Exercise prompt »
Only the lines holding the string "repaus" are needed. Copy each one.
___
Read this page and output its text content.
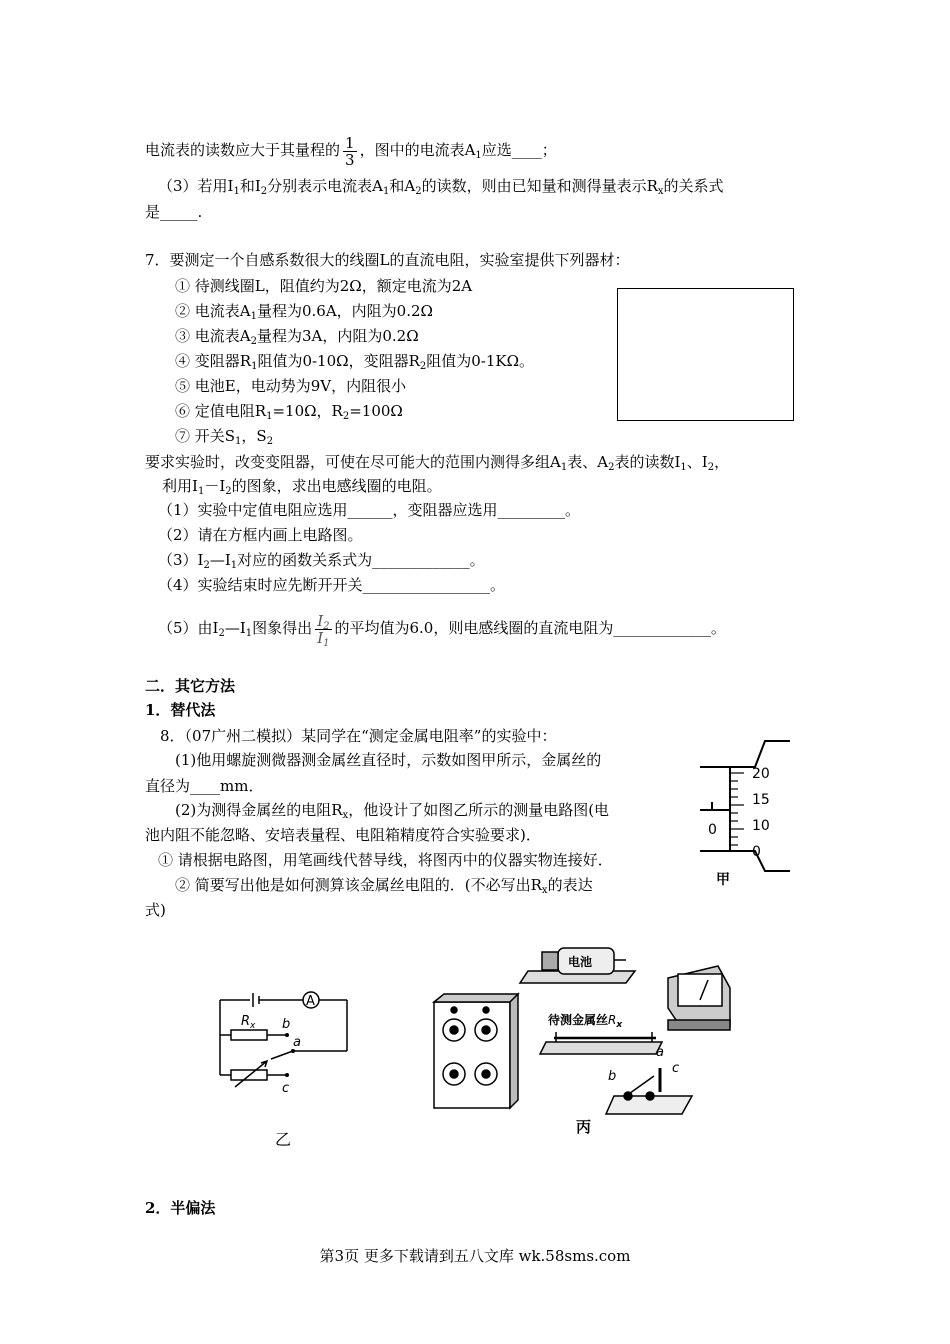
电流表的读数应大于其量程的 $\frac{1}{3}$ ，图中的电流表$A_1$应选____；
（3）若用$I_1$和$I_2$分别表示电流表$A_1$和$A_2$的读数，则由已知量和测得量表示$R_x$的关系式
是_____.
7．要测定一个自感系数很大的线圈L的直流电阻，实验室提供下列器材：
① 待测线圈L，阻值约为2Ω，额定电流为2A
② 电流表$A_1$量程为0.6A，内阻为0.2Ω
③ 电流表$A_2$量程为3A，内阻为0.2Ω
④ 变阻器$R_1$阻值为0-10Ω，变阻器$R_2$阻值为0-1KΩ。
⑤ 电池E，电动势为9V，内阻很小
⑥ 定值电阻$R_1=10\Omega$，$R_2=100\Omega$
⑦ 开关$S_1$，$S_2$
要求实验时，改变变阻器，可使在尽可能大的范围内测得多组$A_1$表、$A_2$表的读数$I_1$、$I_2$，
利用$I_1-I_2$的图象，求出电感线圈的电阻。
（1）实验中定值电阻应选用______，变阻器应选用_________。
（2）请在方框内画上电路图。
$(3)I_2—I_1$对应的函数关系式为_____________。
（4）实验结束时应先断开开关_________________。
（5）由$I_2—I_1$图象得出 $\frac{I_2}{I_1}$ 的平均值为6.0，则电感线圈的直流电阻为_____________。
二．其它方法
1．替代法
8．（07广州二模拟）某同学在“测定金属电阻率”的实验中：
(1)他用螺旋测微器测金属丝直径时，示数如图甲所示，金属丝的
直径为____mm．
(2)为测得金属丝的电阻$R_x$，他设计了如图乙所示的测量电路图(电
池内阻不能忽略、安培表量程、电阻箱精度符合实验要求)．
① 请根据电路图，用笔画线代替导线，将图丙中的仪器实物连接好．
② 简要写出他是如何测算该金属丝电阻的．(不必写出$R_x$的表达
式)
20
15
10
0
0
甲
A
$R_x$ b
a
c
乙
电池
待测金属丝$R_x$
a
b
c
丙
2．半偏法
第3页 更多下载请到五八文库 wk.58sms.com
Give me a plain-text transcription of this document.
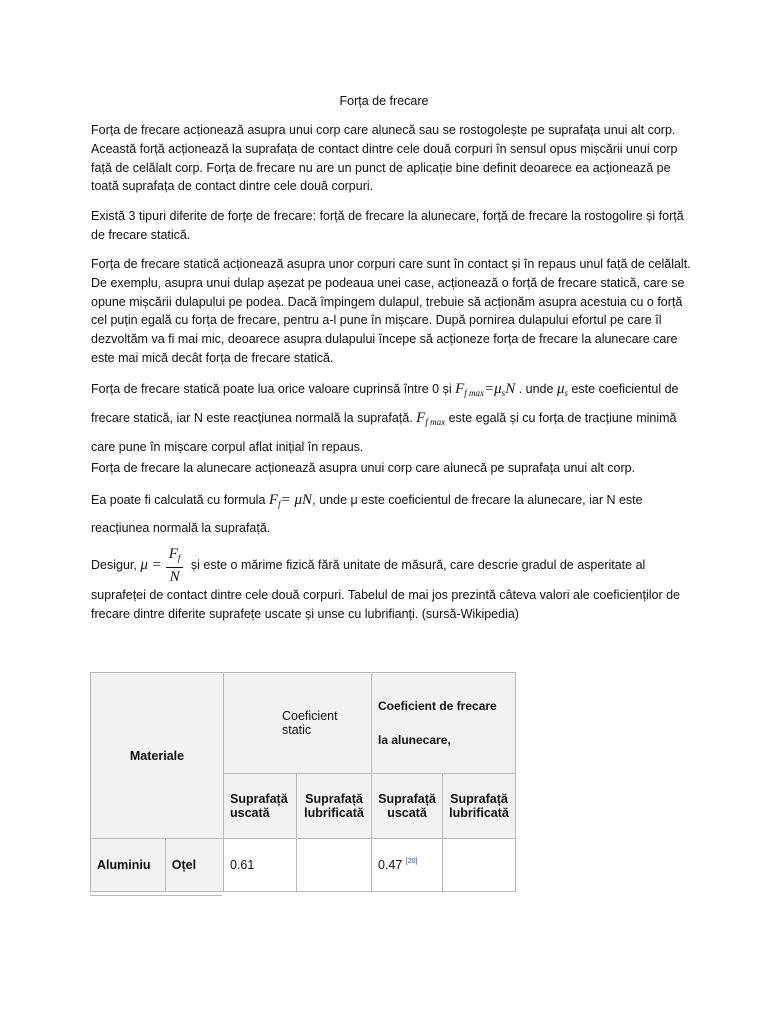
Forța de frecare
Forța de frecare acționează asupra unui corp care alunecă sau se rostogolește pe suprafața unui alt corp. Această forță acționează la suprafața de contact dintre cele două corpuri în sensul opus mișcării unui corp față de celălalt corp. Forța de frecare nu are un punct de aplicație bine definit deoarece ea acționează pe toată suprafața de contact dintre cele două corpuri.
Există 3 tipuri diferite de forțe de frecare: forță de frecare la alunecare, forță de frecare la rostogolire și forță de frecare statică.
Forța de frecare statică acționează asupra unor corpuri care sunt în contact și în repaus unul față de celălalt. De exemplu, asupra unui dulap așezat pe podeaua unei case, acționează o forță de frecare statică, care se opune mișcării dulapului pe podea. Dacă împingem dulapul, trebuie să acționăm asupra acestuia cu o forță cel puțin egală cu forța de frecare, pentru a-l pune în mișcare. După pornirea dulapului efortul pe care îl dezvoltăm va fi mai mic, deoarece asupra dulapului începe să acționeze forța de frecare la alunecare care este mai mică decât forța de frecare statică.
Forța de frecare statică poate lua orice valoare cuprinsă între 0 și $F_{f max}=\mu_sN$ . unde $\mu_s$ este coeficientul de frecare statică, iar N este reacțiunea normală la suprafață. $F_{f max}$ este egală și cu forța de tracțiune minimă care pune în mișcare corpul aflat inițial în repaus.
Forța de frecare la alunecare acționează asupra unui corp care alunecă pe suprafața unui alt corp.
Ea poate fi calculată cu formula $F_f= \mu N$, unde μ este coeficientul de frecare la alunecare, iar N este reacțiunea normală la suprafață.
Desigur, $\mu = \frac{F_f}{N}$ și este o mărime fizică fără unitate de măsură, care descrie gradul de asperitate al suprafeței de contact dintre cele două corpuri. Tabelul de mai jos prezintă câteva valori ale coeficienților de frecare dintre diferite suprafețe uscate și unse cu lubrifianți. (sursă-Wikipedia)
Materiale		Coeficient static		Coeficient de frecare
la alunecare,	
		Suprafață uscată	Suprafață lubrificată	Suprafață uscată	Suprafață lubrificată
Aluminiu	Oțel	0.61		0.47 [20]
___
Result below »
Forța de frecare statică acționează asupra unor corpuri care sunt în contact și în repaus unul față de celălalt. De exemplu, asupra unui dulap așezat pe podeaua unei case, acționează o forță de frecare statică, care se opune mișcării dulapului pe podea. Dacă împingem dulapul, trebuie să acționăm asupra acestuia cu o forță cel puțin egală cu forța de frecare, pentru a-l pune în mișcare. După pornirea dulapului efortul pe care îl dezvoltăm va fi mai mic, deoarece asupra dulapului începe să acționeze forța de frecare la alunecare care este mai mică decât forța de frecare statică.
Forța de frecare statică poate lua orice valoare cuprinsă între 0 și $F_{f max}=\mu_sN$ . unde $\mu_s$ este coeficientul de frecare statică, iar N este reacțiunea normală la suprafață. $F_{f max}$ este egală și cu forța de tracțiune minimă care pune în mișcare corpul aflat inițial în repaus.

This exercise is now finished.